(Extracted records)
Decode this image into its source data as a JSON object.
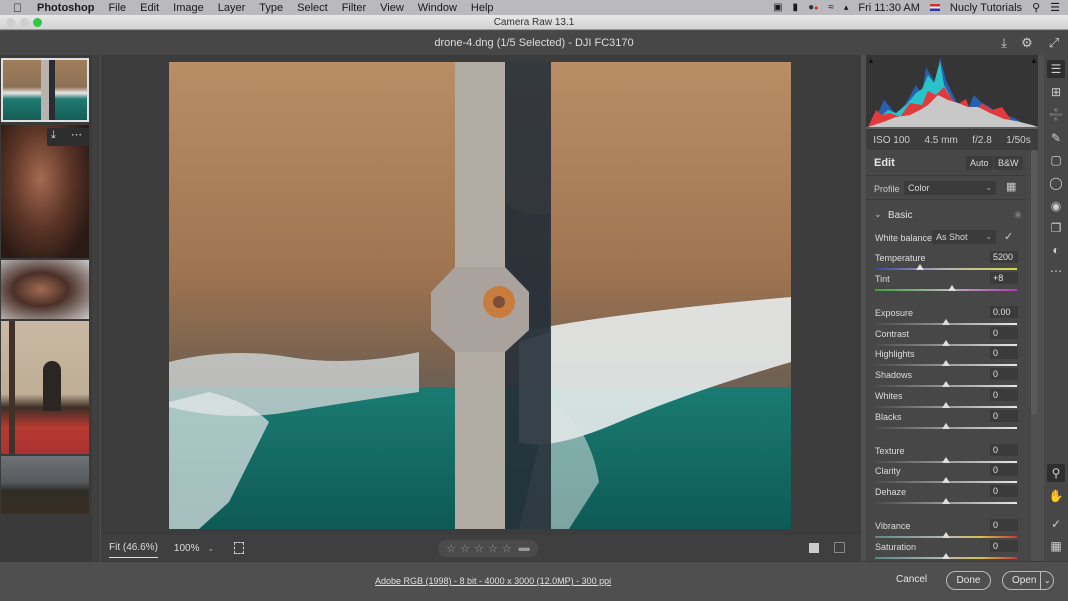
{
  "menubar": {
    "app_name": "Photoshop",
    "items": [
      "File",
      "Edit",
      "Image",
      "Layer",
      "Type",
      "Select",
      "Filter",
      "View",
      "Window",
      "Help"
    ],
    "clock": "Fri 11:30 AM",
    "user": "Nucly Tutorials"
  },
  "window": {
    "title": "Camera Raw 13.1",
    "file_info": "drone-4.dng (1/5 Selected)  -  DJI FC3170"
  },
  "histogram": {
    "iso": "ISO 100",
    "focal": "4.5 mm",
    "aperture": "f/2.8",
    "shutter": "1/50s"
  },
  "edit": {
    "title": "Edit",
    "auto_label": "Auto",
    "bw_label": "B&W",
    "profile_label": "Profile",
    "profile_value": "Color",
    "basic_title": "Basic",
    "wb_label": "White balance",
    "wb_value": "As Shot",
    "sliders": [
      {
        "label": "Temperature",
        "value": "5200",
        "pos": 0.32
      },
      {
        "label": "Tint",
        "value": "+8",
        "pos": 0.54
      },
      {
        "label": "Exposure",
        "value": "0.00",
        "pos": 0.5
      },
      {
        "label": "Contrast",
        "value": "0",
        "pos": 0.5
      },
      {
        "label": "Highlights",
        "value": "0",
        "pos": 0.5
      },
      {
        "label": "Shadows",
        "value": "0",
        "pos": 0.5
      },
      {
        "label": "Whites",
        "value": "0",
        "pos": 0.5
      },
      {
        "label": "Blacks",
        "value": "0",
        "pos": 0.5
      },
      {
        "label": "Texture",
        "value": "0",
        "pos": 0.5
      },
      {
        "label": "Clarity",
        "value": "0",
        "pos": 0.5
      },
      {
        "label": "Dehaze",
        "value": "0",
        "pos": 0.5
      },
      {
        "label": "Vibrance",
        "value": "0",
        "pos": 0.5
      },
      {
        "label": "Saturation",
        "value": "0",
        "pos": 0.5
      }
    ]
  },
  "view": {
    "fit_label": "Fit (46.6%)",
    "zoom_label": "100%",
    "rating_stars": 0
  },
  "footer": {
    "info": "Adobe RGB (1998) - 8 bit - 4000 x 3000 (12.0MP) - 300 ppi",
    "cancel": "Cancel",
    "done": "Done",
    "open": "Open"
  },
  "filmstrip": {
    "count": 5,
    "selected_index": 0
  }
}
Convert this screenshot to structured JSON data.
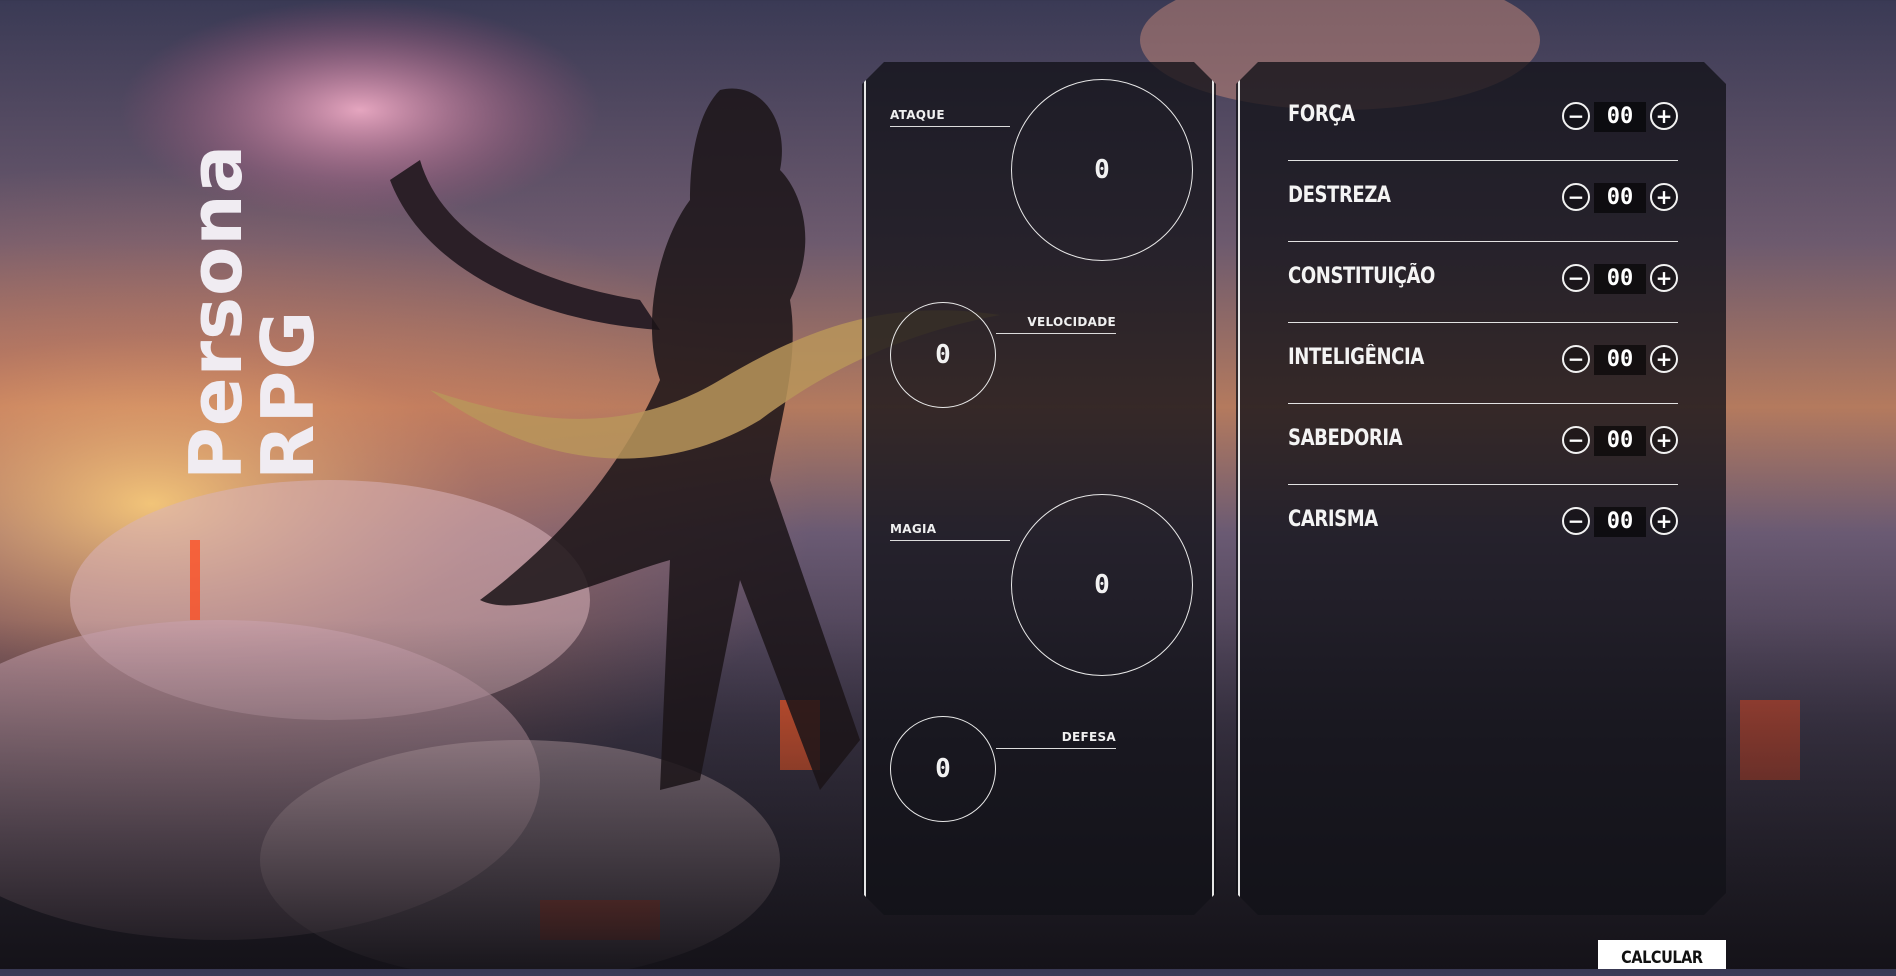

WHAT IS NEEDED | Make an exact copy of the whole listing, but don't bring over any pictures.

THE RESULT |
Decode this image into its source data as a JSON object.
{
  "menubar": {
    "app_name": "Photoshop",
    "items": [
      "File",
      "Edit",
      "Image",
      "Layer",
      "Type",
      "Select",
      "Filter",
      "View",
      "Window",
      "Help"
    ],
    "clock": "Fri 11:30 AM",
    "user": "Nucly Tutorials"
  },
  "window": {
    "title": "Camera Raw 13.1",
    "file_info": "drone-4.dng (1/5 Selected)  -  DJI FC3170"
  },
  "histogram": {
    "iso": "ISO 100",
    "focal": "4.5 mm",
    "aperture": "f/2.8",
    "shutter": "1/50s"
  },
  "edit": {
    "title": "Edit",
    "auto_label": "Auto",
    "bw_label": "B&W",
    "profile_label": "Profile",
    "profile_value": "Color",
    "basic_title": "Basic",
    "wb_label": "White balance",
    "wb_value": "As Shot",
    "sliders": [
      {
        "label": "Temperature",
        "value": "5200",
        "pos": 0.32
      },
      {
        "label": "Tint",
        "value": "+8",
        "pos": 0.54
      },
      {
        "label": "Exposure",
        "value": "0.00",
        "pos": 0.5
      },
      {
        "label": "Contrast",
        "value": "0",
        "pos": 0.5
      },
      {
        "label": "Highlights",
        "value": "0",
        "pos": 0.5
      },
      {
        "label": "Shadows",
        "value": "0",
        "pos": 0.5
      },
      {
        "label": "Whites",
        "value": "0",
        "pos": 0.5
      },
      {
        "label": "Blacks",
        "value": "0",
        "pos": 0.5
      },
      {
        "label": "Texture",
        "value": "0",
        "pos": 0.5
      },
      {
        "label": "Clarity",
        "value": "0",
        "pos": 0.5
      },
      {
        "label": "Dehaze",
        "value": "0",
        "pos": 0.5
      },
      {
        "label": "Vibrance",
        "value": "0",
        "pos": 0.5
      },
      {
        "label": "Saturation",
        "value": "0",
        "pos": 0.5
      }
    ]
  },
  "view": {
    "fit_label": "Fit (46.6%)",
    "zoom_label": "100%",
    "rating_stars": 0
  },
  "footer": {
    "info": "Adobe RGB (1998) - 8 bit - 4000 x 3000 (12.0MP) - 300 ppi",
    "cancel": "Cancel",
    "done": "Done",
    "open": "Open"
  },
  "filmstrip": {
    "count": 5,
    "selected_index": 0
  }
}
Convert this screenshot to structured JSON data.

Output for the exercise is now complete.